▶ DIRECTIONS FOR THIS TASK
Skip the images and copy each record exactly as written.

▶ EXERCISE DATA
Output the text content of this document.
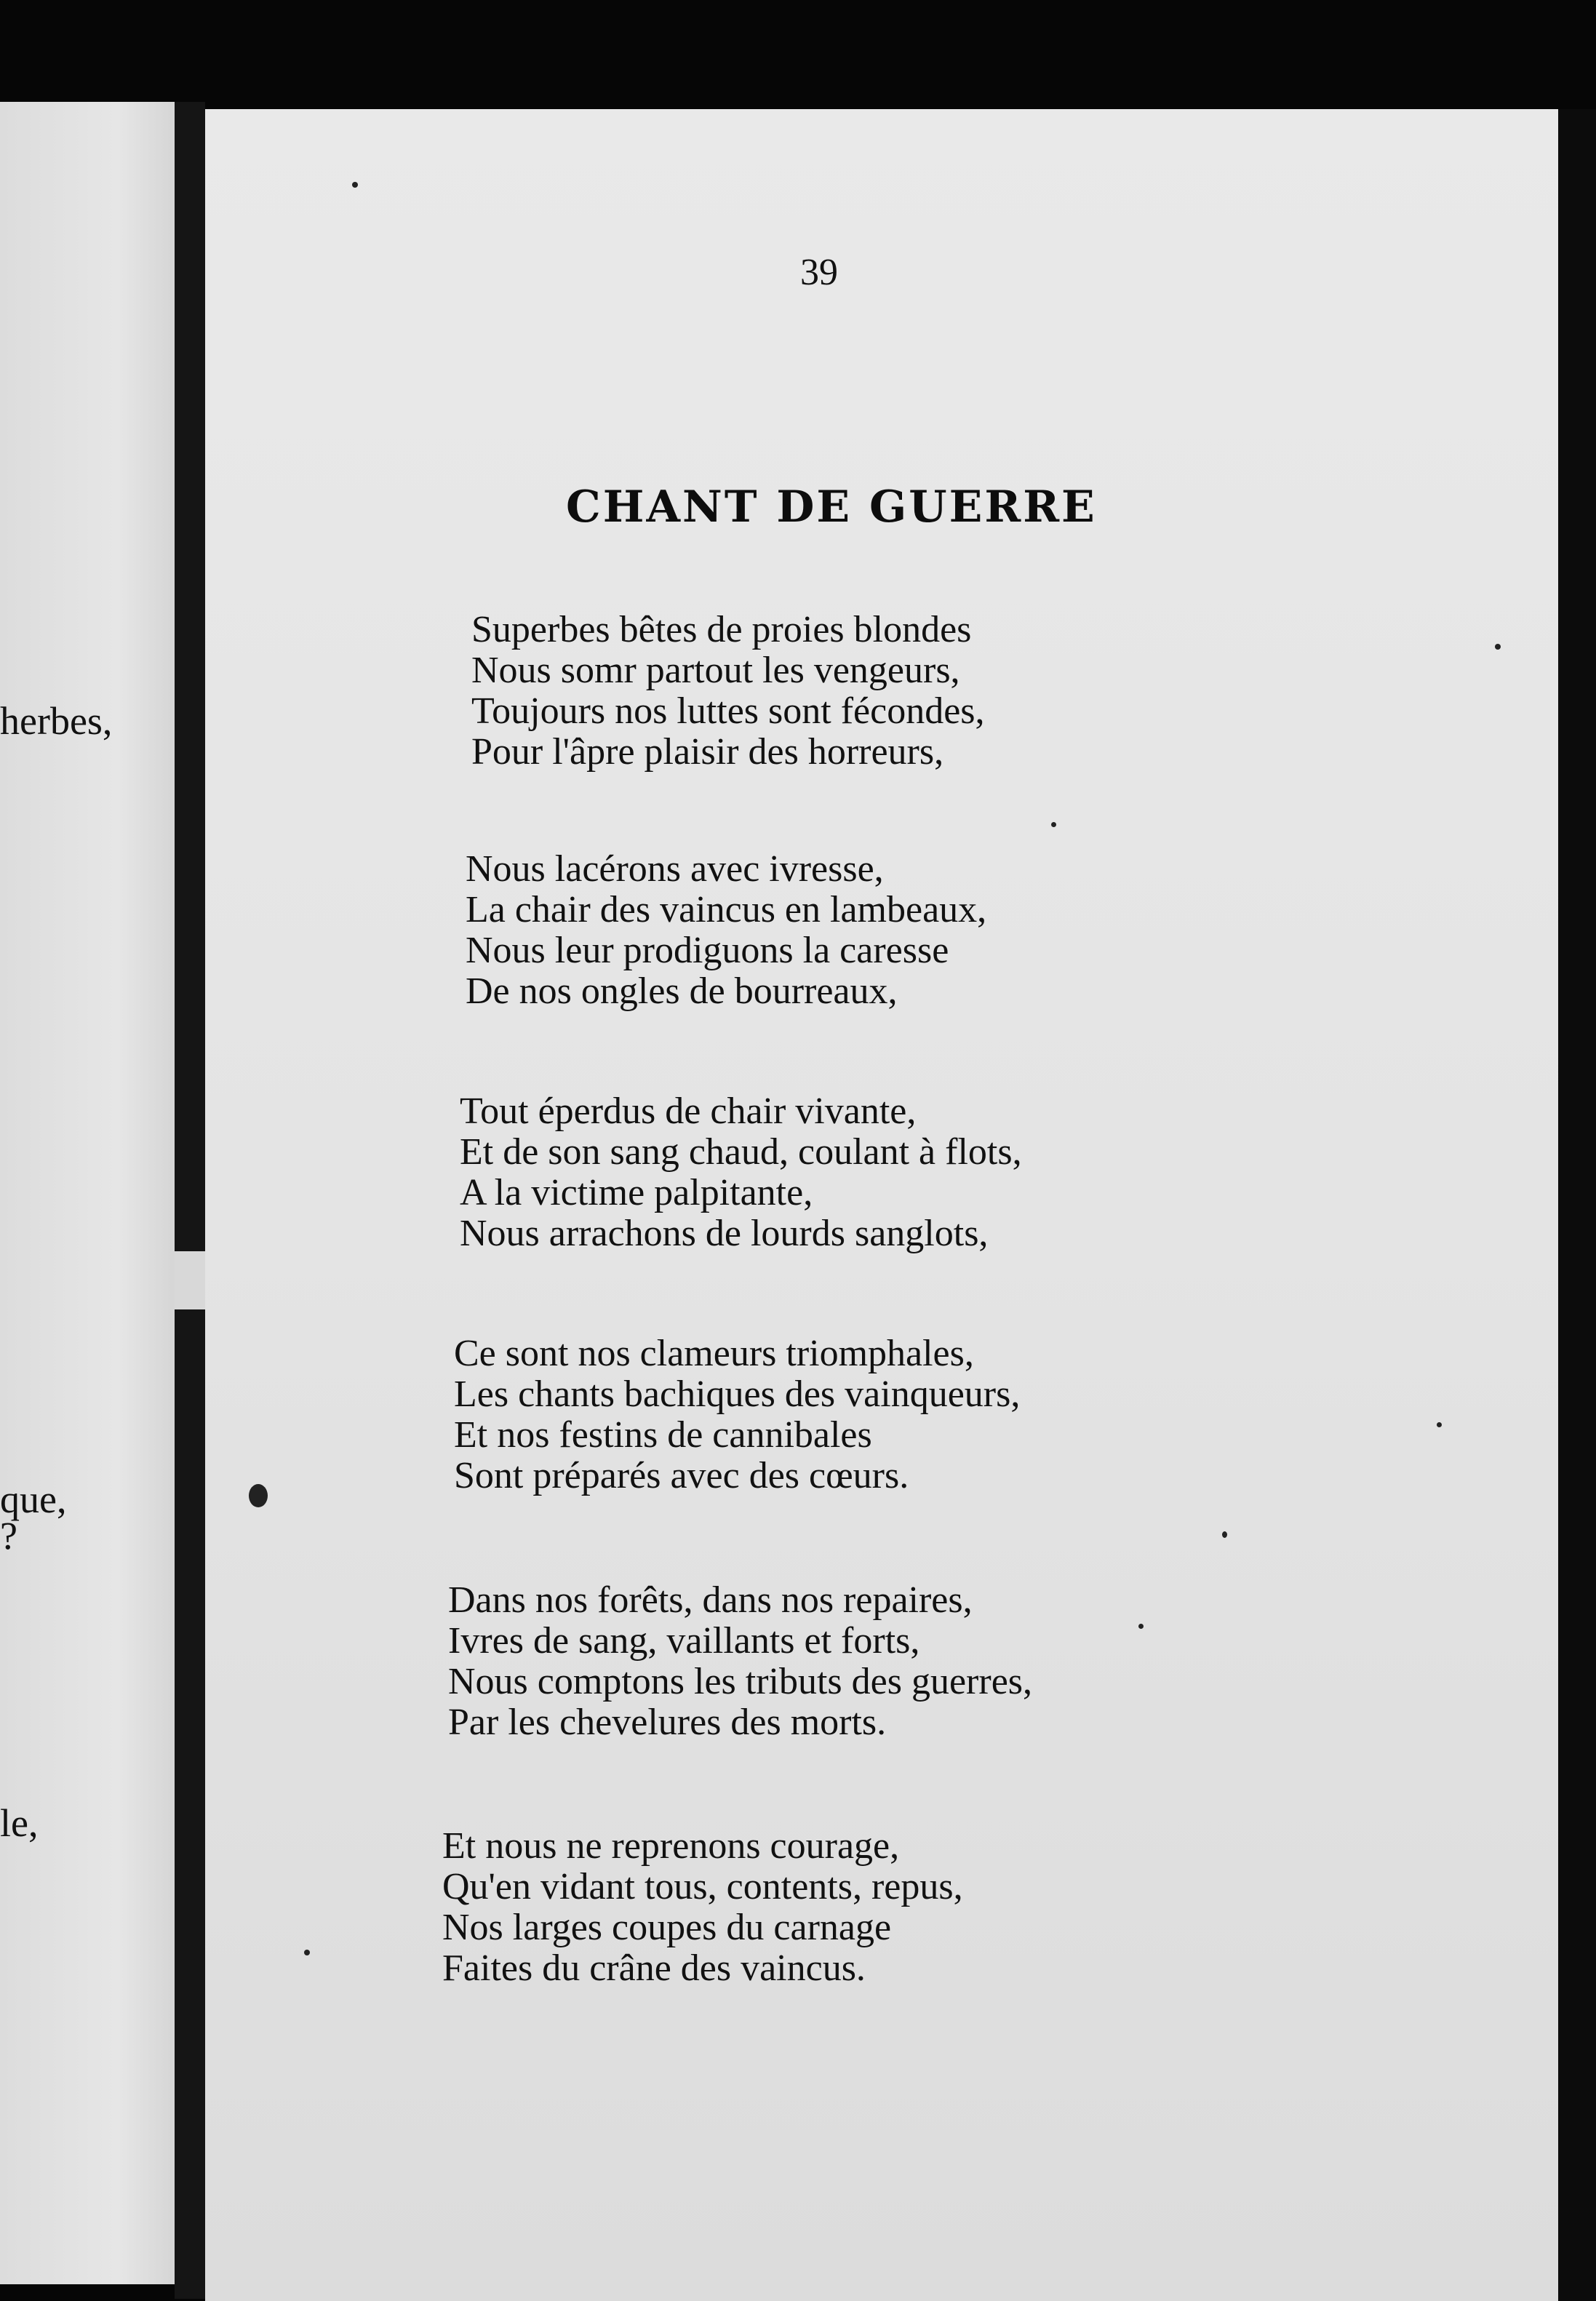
herbes,
que,
?
le,
39
CHANT DE GUERRE
Superbes bêtes de proies blondes
Nous somr partout les vengeurs,
Toujours nos luttes sont fécondes,
Pour l'âpre plaisir des horreurs,
Nous lacérons avec ivresse,
La chair des vaincus en lambeaux,
Nous leur prodiguons la caresse
De nos ongles de bourreaux,
Tout éperdus de chair vivante,
Et de son sang chaud, coulant à flots,
A la victime palpitante,
Nous arrachons de lourds sanglots,
Ce sont nos clameurs triomphales,
Les chants bachiques des vainqueurs,
Et nos festins de cannibales
Sont préparés avec des cœurs.
Dans nos forêts, dans nos repaires,
Ivres de sang, vaillants et forts,
Nous comptons les tributs des guerres,
Par les chevelures des morts.
Et nous ne reprenons courage,
Qu'en vidant tous, contents, repus,
Nos larges coupes du carnage
Faites du crâne des vaincus.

▶ EXERCISE RESULT
Output the text content of this document.
herbes,
que,
?
le,
39
CHANT DE GUERRE
Superbes bêtes de proies blondes
Nous somr partout les vengeurs,
Toujours nos luttes sont fécondes,
Pour l'âpre plaisir des horreurs,
Nous lacérons avec ivresse,
La chair des vaincus en lambeaux,
Nous leur prodiguons la caresse
De nos ongles de bourreaux,
Tout éperdus de chair vivante,
Et de son sang chaud, coulant à flots,
A la victime palpitante,
Nous arrachons de lourds sanglots,
Ce sont nos clameurs triomphales,
Les chants bachiques des vainqueurs,
Et nos festins de cannibales
Sont préparés avec des cœurs.
Dans nos forêts, dans nos repaires,
Ivres de sang, vaillants et forts,
Nous comptons les tributs des guerres,
Par les chevelures des morts.
Et nous ne reprenons courage,
Qu'en vidant tous, contents, repus,
Nos larges coupes du carnage
Faites du crâne des vaincus.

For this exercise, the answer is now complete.